* **Article**:

▬▬▬▬▬▬▬▬▬▬

In this work my aim is to present a different, more practical intuition: we force these models to sample from the data distribution by misleading them.
Diffusion Process
Let us imagine a picture, which over time gets mixed with more and more noise, so much so, that after sufficiently long time it is indistuinguishable from pure pixel noise. This is a diffusion process, where at the start (at diffusion time = 0), all of our current signal consists of the original image, and as time goes by, all of the signal becomes noise (at diffusion time = 1).
We model this process by describing it with a diffusion schedule, which maps diffusion timestamps to corresponding signal rates and noise rates, which describe the power ratio in the signal processing sense (assuming, that they both have the same power in themselves) of the signal and noise respectively, in comparison to the combined noisy signal.
signal_rate = 1 - noise_rate
noise_rate = 1 - signal_rate
Mixing Equation
The equation that we will use is this work is the following, the mixing equation:
noisy_images = signal_rates ** 0.5 * images + noise_rates ** 0.5 * noises
It describes how the signal gets combined with noise, creating a noisy signal. In this case I consider images as the signal, and pixel-noise as the noise, as this is what we will be dealing with in this work.

▬▬▬▬▬▬▬▬▬▬

* **Task brief**:
Echo the diffusion process write-up above word for word, from start to finish.

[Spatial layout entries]
▬▬▬▬▬▬▬▬▬▬

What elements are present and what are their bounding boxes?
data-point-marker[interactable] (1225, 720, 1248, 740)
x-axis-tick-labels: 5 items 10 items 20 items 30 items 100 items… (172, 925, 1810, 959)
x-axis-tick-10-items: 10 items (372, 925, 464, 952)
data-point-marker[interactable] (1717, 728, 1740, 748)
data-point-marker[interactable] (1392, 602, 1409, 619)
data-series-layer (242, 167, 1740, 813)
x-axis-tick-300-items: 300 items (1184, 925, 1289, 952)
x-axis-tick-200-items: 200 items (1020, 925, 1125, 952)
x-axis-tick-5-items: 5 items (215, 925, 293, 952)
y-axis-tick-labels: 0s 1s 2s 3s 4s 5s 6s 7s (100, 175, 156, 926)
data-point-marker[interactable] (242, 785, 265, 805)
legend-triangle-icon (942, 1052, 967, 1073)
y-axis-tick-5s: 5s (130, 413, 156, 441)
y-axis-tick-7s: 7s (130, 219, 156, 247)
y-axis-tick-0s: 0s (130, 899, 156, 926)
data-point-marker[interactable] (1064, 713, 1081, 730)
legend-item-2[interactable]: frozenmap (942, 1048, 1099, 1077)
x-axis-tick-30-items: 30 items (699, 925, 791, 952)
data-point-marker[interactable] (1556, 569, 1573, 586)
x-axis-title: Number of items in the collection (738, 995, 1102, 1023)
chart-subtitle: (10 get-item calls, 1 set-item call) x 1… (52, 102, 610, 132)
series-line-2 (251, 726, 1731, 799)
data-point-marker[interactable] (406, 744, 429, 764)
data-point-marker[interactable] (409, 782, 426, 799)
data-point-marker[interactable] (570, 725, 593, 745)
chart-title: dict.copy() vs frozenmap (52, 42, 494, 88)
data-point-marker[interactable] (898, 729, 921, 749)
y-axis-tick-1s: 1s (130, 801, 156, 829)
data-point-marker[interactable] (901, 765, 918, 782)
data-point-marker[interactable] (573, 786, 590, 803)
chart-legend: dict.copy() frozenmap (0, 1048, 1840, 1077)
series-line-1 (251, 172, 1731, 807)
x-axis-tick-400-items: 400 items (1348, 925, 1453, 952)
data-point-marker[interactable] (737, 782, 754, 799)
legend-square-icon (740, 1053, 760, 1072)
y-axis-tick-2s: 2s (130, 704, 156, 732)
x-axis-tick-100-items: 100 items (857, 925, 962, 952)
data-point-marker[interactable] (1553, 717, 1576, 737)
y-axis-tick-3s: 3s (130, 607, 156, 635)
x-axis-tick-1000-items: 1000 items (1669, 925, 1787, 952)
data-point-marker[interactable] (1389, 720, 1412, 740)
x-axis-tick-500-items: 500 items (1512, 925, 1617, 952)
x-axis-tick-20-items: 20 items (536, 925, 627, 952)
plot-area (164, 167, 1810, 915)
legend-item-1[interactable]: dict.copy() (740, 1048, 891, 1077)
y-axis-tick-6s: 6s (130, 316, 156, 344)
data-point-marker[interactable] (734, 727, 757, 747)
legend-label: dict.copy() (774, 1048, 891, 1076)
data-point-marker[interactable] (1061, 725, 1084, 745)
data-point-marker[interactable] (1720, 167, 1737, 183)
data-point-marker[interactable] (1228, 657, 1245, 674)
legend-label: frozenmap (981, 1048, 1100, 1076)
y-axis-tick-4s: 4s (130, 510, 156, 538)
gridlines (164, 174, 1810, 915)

▬▬▬▬▬▬▬▬▬▬

* **Reply**:
In this work my aim is to present a different, more practical intuition: we force these models to sample from the data distribution by misleading them.
Diffusion Process
Let us imagine a picture, which over time gets mixed with more and more noise, so much so, that after sufficiently long time it is indistuinguishable from pure pixel noise. This is a diffusion process, where at the start (at diffusion time = 0), all of our current signal consists of the original image, and as time goes by, all of the signal becomes noise (at diffusion time = 1).
We model this process by describing it with a diffusion schedule, which maps diffusion timestamps to corresponding signal rates and noise rates, which describe the power ratio in the signal processing sense (assuming, that they both have the same power in themselves) of the signal and noise respectively, in comparison to the combined noisy signal.
signal_rate = 1 - noise_rate
noise_rate = 1 - signal_rate
Mixing Equation
The equation that we will use is this work is the following, the mixing equation:
noisy_images = signal_rates ** 0.5 * images + noise_rates ** 0.5 * noises
It describes how the signal gets combined with noise, creating a noisy signal. In this case I consider images as the signal, and pixel-noise as the noise, as this is what we will be dealing with in this work.